- **TASK PROMPT**
Can you print each of the lines below verbatim, in their original order, changing nothing?

- **THE INPUT**
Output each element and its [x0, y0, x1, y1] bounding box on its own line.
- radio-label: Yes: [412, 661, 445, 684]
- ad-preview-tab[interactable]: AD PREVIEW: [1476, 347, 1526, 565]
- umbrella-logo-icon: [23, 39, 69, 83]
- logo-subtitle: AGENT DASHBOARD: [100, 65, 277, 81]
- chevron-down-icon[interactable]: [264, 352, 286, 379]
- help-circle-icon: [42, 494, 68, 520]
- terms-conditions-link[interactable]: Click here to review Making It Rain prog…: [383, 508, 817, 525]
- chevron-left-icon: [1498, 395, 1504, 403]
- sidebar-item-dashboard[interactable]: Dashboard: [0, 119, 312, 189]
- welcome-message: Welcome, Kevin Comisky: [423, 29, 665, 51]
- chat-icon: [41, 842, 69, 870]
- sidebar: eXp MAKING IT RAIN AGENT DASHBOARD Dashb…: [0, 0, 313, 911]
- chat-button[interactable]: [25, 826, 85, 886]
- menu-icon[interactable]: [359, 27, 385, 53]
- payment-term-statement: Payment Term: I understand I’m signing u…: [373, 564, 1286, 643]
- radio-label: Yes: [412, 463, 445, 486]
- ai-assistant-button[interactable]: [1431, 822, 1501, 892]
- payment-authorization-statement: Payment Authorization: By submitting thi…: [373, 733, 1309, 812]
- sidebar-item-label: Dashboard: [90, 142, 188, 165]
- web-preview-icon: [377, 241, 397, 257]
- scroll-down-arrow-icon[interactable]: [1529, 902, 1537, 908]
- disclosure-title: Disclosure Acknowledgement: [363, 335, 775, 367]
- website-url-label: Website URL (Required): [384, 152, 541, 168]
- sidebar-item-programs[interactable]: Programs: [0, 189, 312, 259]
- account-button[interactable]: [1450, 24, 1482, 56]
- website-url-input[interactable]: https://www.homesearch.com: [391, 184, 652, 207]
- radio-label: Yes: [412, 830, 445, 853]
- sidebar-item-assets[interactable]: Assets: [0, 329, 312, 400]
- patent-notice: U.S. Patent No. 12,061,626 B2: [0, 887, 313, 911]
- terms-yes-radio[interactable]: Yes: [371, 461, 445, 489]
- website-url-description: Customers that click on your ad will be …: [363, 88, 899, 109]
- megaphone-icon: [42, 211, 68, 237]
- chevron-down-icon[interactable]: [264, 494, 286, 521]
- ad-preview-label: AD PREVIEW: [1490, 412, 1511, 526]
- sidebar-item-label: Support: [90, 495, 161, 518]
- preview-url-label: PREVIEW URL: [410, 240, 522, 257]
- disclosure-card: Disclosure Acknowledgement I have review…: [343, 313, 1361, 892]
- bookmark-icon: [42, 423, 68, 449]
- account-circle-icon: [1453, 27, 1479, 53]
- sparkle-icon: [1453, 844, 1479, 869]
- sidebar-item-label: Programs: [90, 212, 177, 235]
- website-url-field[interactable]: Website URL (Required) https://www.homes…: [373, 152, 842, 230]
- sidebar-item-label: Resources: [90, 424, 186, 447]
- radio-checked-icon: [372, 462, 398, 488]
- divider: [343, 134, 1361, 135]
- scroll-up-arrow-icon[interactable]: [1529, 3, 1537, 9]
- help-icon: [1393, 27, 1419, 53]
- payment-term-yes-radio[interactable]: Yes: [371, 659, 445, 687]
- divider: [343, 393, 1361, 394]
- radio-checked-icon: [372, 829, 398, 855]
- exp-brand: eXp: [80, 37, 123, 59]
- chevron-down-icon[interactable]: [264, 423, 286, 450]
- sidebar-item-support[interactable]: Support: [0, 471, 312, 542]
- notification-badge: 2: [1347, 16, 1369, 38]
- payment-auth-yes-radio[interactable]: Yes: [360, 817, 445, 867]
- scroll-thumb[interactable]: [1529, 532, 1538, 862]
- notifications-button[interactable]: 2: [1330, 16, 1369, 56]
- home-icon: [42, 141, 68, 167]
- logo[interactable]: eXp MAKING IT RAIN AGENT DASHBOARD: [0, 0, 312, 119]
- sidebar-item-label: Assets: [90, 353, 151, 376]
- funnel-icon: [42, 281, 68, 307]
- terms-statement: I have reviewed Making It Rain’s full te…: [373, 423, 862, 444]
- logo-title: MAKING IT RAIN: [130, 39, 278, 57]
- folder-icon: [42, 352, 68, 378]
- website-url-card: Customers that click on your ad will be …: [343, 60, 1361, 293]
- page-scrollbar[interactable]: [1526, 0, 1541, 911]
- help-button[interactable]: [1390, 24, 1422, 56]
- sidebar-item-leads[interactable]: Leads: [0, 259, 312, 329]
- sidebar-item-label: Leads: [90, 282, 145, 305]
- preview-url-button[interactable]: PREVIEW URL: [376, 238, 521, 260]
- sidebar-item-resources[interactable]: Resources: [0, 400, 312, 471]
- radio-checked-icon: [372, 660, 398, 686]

- **ANSWER**
Output each element and its [x0, y0, x1, y1] bounding box on its own line.
- radio-label: Yes: [412, 661, 445, 684]
- ad-preview-tab[interactable]: AD PREVIEW: [1476, 347, 1526, 565]
- umbrella-logo-icon: [23, 39, 69, 83]
- logo-subtitle: AGENT DASHBOARD: [100, 65, 277, 81]
- chevron-down-icon[interactable]: [264, 352, 286, 379]
- help-circle-icon: [42, 494, 68, 520]
- terms-conditions-link[interactable]: Click here to review Making It Rain prog…: [383, 508, 817, 525]
- chevron-left-icon: [1498, 395, 1504, 403]
- sidebar-item-dashboard[interactable]: Dashboard: [0, 119, 312, 189]
- welcome-message: Welcome, Kevin Comisky: [423, 29, 665, 51]
- chat-icon: [41, 842, 69, 870]
- sidebar: eXp MAKING IT RAIN AGENT DASHBOARD Dashb…: [0, 0, 313, 911]
- chat-button[interactable]: [25, 826, 85, 886]
- menu-icon[interactable]: [359, 27, 385, 53]
- payment-term-statement: Payment Term: I understand I’m signing u…: [373, 564, 1286, 643]
- radio-label: Yes: [412, 463, 445, 486]
- ai-assistant-button[interactable]: [1431, 822, 1501, 892]
- payment-authorization-statement: Payment Authorization: By submitting thi…: [373, 733, 1309, 812]
- sidebar-item-label: Dashboard: [90, 142, 188, 165]
- web-preview-icon: [377, 241, 397, 257]
- scroll-down-arrow-icon[interactable]: [1529, 902, 1537, 908]
- disclosure-title: Disclosure Acknowledgement: [363, 335, 775, 367]
- website-url-label: Website URL (Required): [384, 152, 541, 168]
- sidebar-item-programs[interactable]: Programs: [0, 189, 312, 259]
- account-button[interactable]: [1450, 24, 1482, 56]
- website-url-input[interactable]: https://www.homesearch.com: [391, 184, 652, 207]
- radio-label: Yes: [412, 830, 445, 853]
- sidebar-item-assets[interactable]: Assets: [0, 329, 312, 400]
- patent-notice: U.S. Patent No. 12,061,626 B2: [0, 887, 313, 911]
- terms-yes-radio[interactable]: Yes: [371, 461, 445, 489]
- website-url-description: Customers that click on your ad will be …: [363, 88, 899, 109]
- megaphone-icon: [42, 211, 68, 237]
- chevron-down-icon[interactable]: [264, 494, 286, 521]
- ad-preview-label: AD PREVIEW: [1490, 412, 1511, 526]
- sidebar-item-label: Support: [90, 495, 161, 518]
- preview-url-label: PREVIEW URL: [410, 240, 522, 257]
- disclosure-card: Disclosure Acknowledgement I have review…: [343, 313, 1361, 892]
- bookmark-icon: [42, 423, 68, 449]
- account-circle-icon: [1453, 27, 1479, 53]
- sparkle-icon: [1453, 844, 1479, 869]
- sidebar-item-label: Programs: [90, 212, 177, 235]
- website-url-field[interactable]: Website URL (Required) https://www.homes…: [373, 152, 842, 230]
- sidebar-item-label: Resources: [90, 424, 186, 447]
- radio-checked-icon: [372, 462, 398, 488]
- divider: [343, 134, 1361, 135]
- scroll-up-arrow-icon[interactable]: [1529, 3, 1537, 9]
- help-icon: [1393, 27, 1419, 53]
- payment-term-yes-radio[interactable]: Yes: [371, 659, 445, 687]
- divider: [343, 393, 1361, 394]
- radio-checked-icon: [372, 829, 398, 855]
- exp-brand: eXp: [80, 37, 123, 59]
- chevron-down-icon[interactable]: [264, 423, 286, 450]
- sidebar-item-support[interactable]: Support: [0, 471, 312, 542]
- notification-badge: 2: [1347, 16, 1369, 38]
- payment-auth-yes-radio[interactable]: Yes: [360, 817, 445, 867]
- scroll-thumb[interactable]: [1529, 532, 1538, 862]
- notifications-button[interactable]: 2: [1330, 16, 1369, 56]
- home-icon: [42, 141, 68, 167]
- logo[interactable]: eXp MAKING IT RAIN AGENT DASHBOARD: [0, 0, 312, 119]
- sidebar-item-label: Assets: [90, 353, 151, 376]
- funnel-icon: [42, 281, 68, 307]
- terms-statement: I have reviewed Making It Rain’s full te…: [373, 423, 862, 444]
- logo-title: MAKING IT RAIN: [130, 39, 278, 57]
- folder-icon: [42, 352, 68, 378]
- website-url-card: Customers that click on your ad will be …: [343, 60, 1361, 293]
- page-scrollbar[interactable]: [1526, 0, 1541, 911]
- help-button[interactable]: [1390, 24, 1422, 56]
- sidebar-item-leads[interactable]: Leads: [0, 259, 312, 329]
- sidebar-item-label: Leads: [90, 282, 145, 305]
- preview-url-button[interactable]: PREVIEW URL: [376, 238, 521, 260]
- sidebar-item-resources[interactable]: Resources: [0, 400, 312, 471]
- radio-checked-icon: [372, 660, 398, 686]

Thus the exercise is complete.